Transcribe the material exactly. Images do not belong in the copy.

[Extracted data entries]
++++++++++++++++++++
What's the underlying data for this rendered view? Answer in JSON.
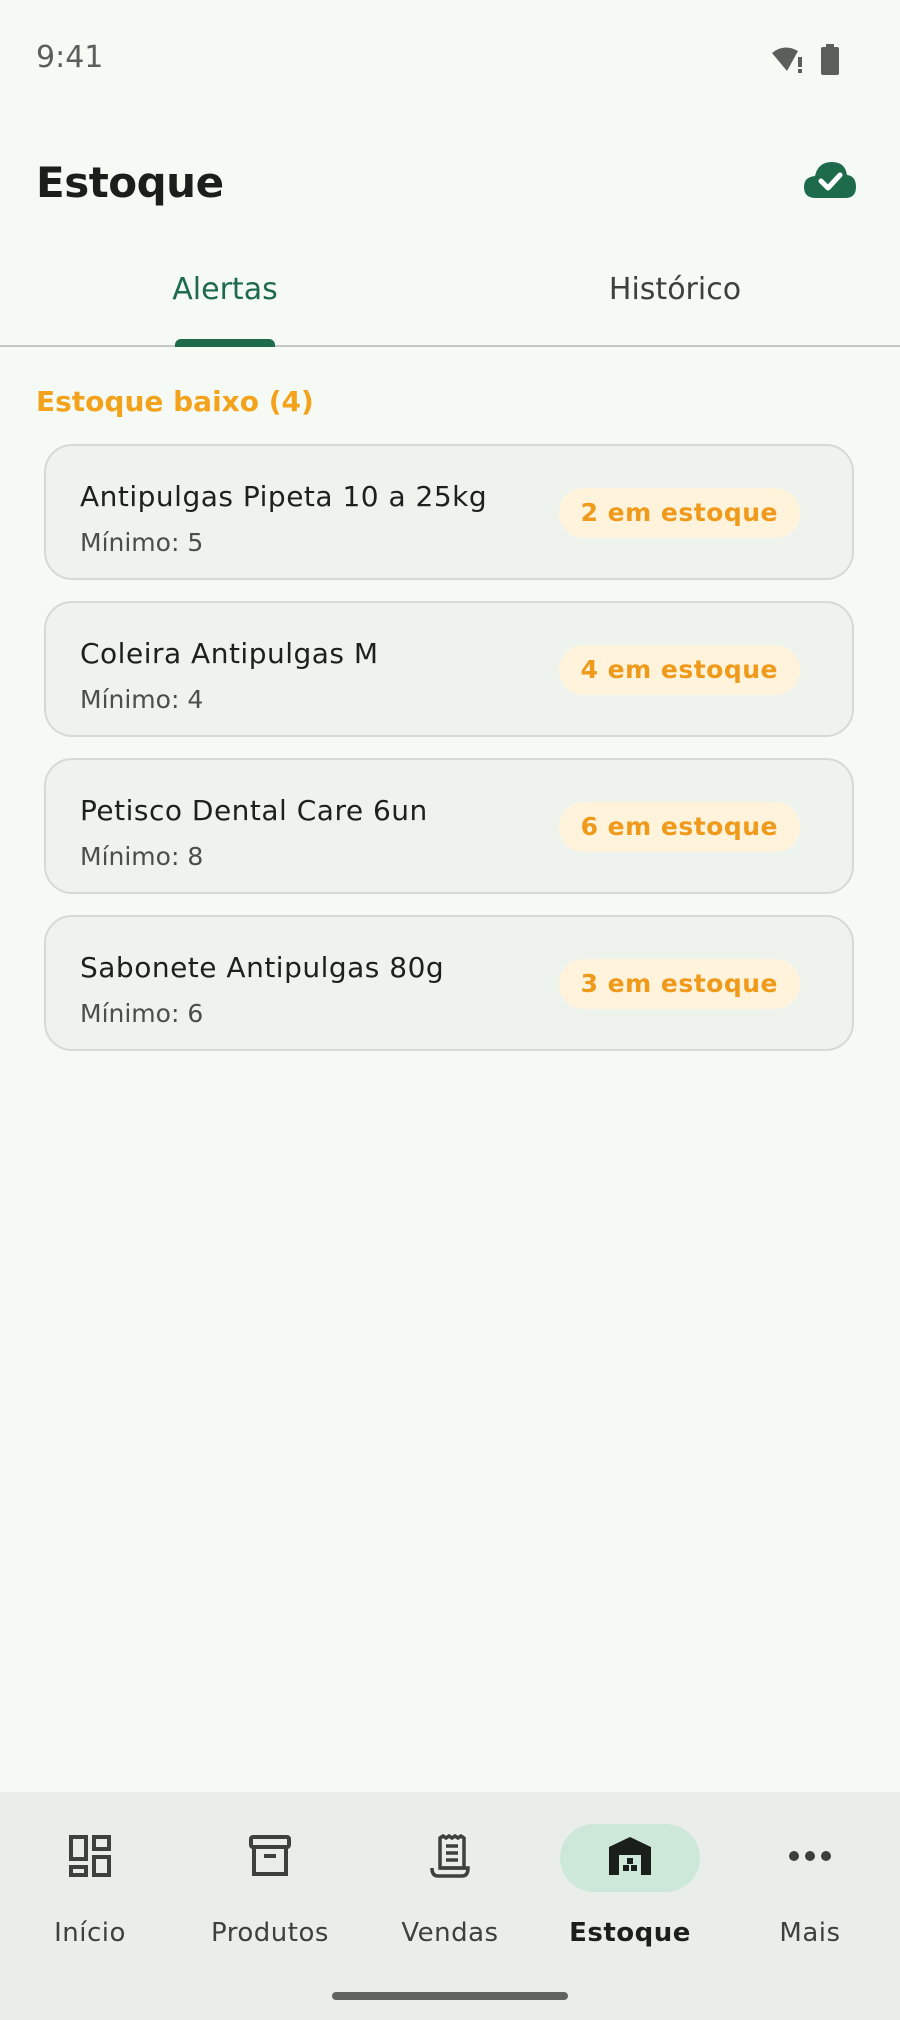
{
  "status_bar": {
    "time": "9:41"
  },
  "header": {
    "title": "Estoque"
  },
  "tabs": [
    {
      "label": "Alertas",
      "active": true
    },
    {
      "label": "Histórico",
      "active": false
    }
  ],
  "section": {
    "title": "Estoque baixo (4)"
  },
  "alerts": [
    {
      "name": "Antipulgas Pipeta 10 a 25kg",
      "minimum": "Mínimo: 5",
      "stock": "2 em estoque"
    },
    {
      "name": "Coleira Antipulgas M",
      "minimum": "Mínimo: 4",
      "stock": "4 em estoque"
    },
    {
      "name": "Petisco Dental Care 6un",
      "minimum": "Mínimo: 8",
      "stock": "6 em estoque"
    },
    {
      "name": "Sabonete Antipulgas 80g",
      "minimum": "Mínimo: 6",
      "stock": "3 em estoque"
    }
  ],
  "nav": [
    {
      "label": "Início",
      "icon": "dashboard-icon",
      "active": false
    },
    {
      "label": "Produtos",
      "icon": "archive-box-icon",
      "active": false
    },
    {
      "label": "Vendas",
      "icon": "receipt-icon",
      "active": false
    },
    {
      "label": "Estoque",
      "icon": "warehouse-icon",
      "active": true
    },
    {
      "label": "Mais",
      "icon": "more-horizontal-icon",
      "active": false
    }
  ],
  "colors": {
    "primary": "#1e6b4c",
    "warning": "#f3a21c",
    "badge_bg": "#fff3dc",
    "background": "#f6faf5"
  }
}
++++++++++++++++++++
Exercise solution:
What's the underlying data for this rendered view? Answer in JSON.
{
  "status_bar": {
    "time": "9:41"
  },
  "header": {
    "title": "Estoque"
  },
  "tabs": [
    {
      "label": "Alertas",
      "active": true
    },
    {
      "label": "Histórico",
      "active": false
    }
  ],
  "section": {
    "title": "Estoque baixo (4)"
  },
  "alerts": [
    {
      "name": "Antipulgas Pipeta 10 a 25kg",
      "minimum": "Mínimo: 5",
      "stock": "2 em estoque"
    },
    {
      "name": "Coleira Antipulgas M",
      "minimum": "Mínimo: 4",
      "stock": "4 em estoque"
    },
    {
      "name": "Petisco Dental Care 6un",
      "minimum": "Mínimo: 8",
      "stock": "6 em estoque"
    },
    {
      "name": "Sabonete Antipulgas 80g",
      "minimum": "Mínimo: 6",
      "stock": "3 em estoque"
    }
  ],
  "nav": [
    {
      "label": "Início",
      "icon": "dashboard-icon",
      "active": false
    },
    {
      "label": "Produtos",
      "icon": "archive-box-icon",
      "active": false
    },
    {
      "label": "Vendas",
      "icon": "receipt-icon",
      "active": false
    },
    {
      "label": "Estoque",
      "icon": "warehouse-icon",
      "active": true
    },
    {
      "label": "Mais",
      "icon": "more-horizontal-icon",
      "active": false
    }
  ],
  "colors": {
    "primary": "#1e6b4c",
    "warning": "#f3a21c",
    "badge_bg": "#fff3dc",
    "background": "#f6faf5"
  }
}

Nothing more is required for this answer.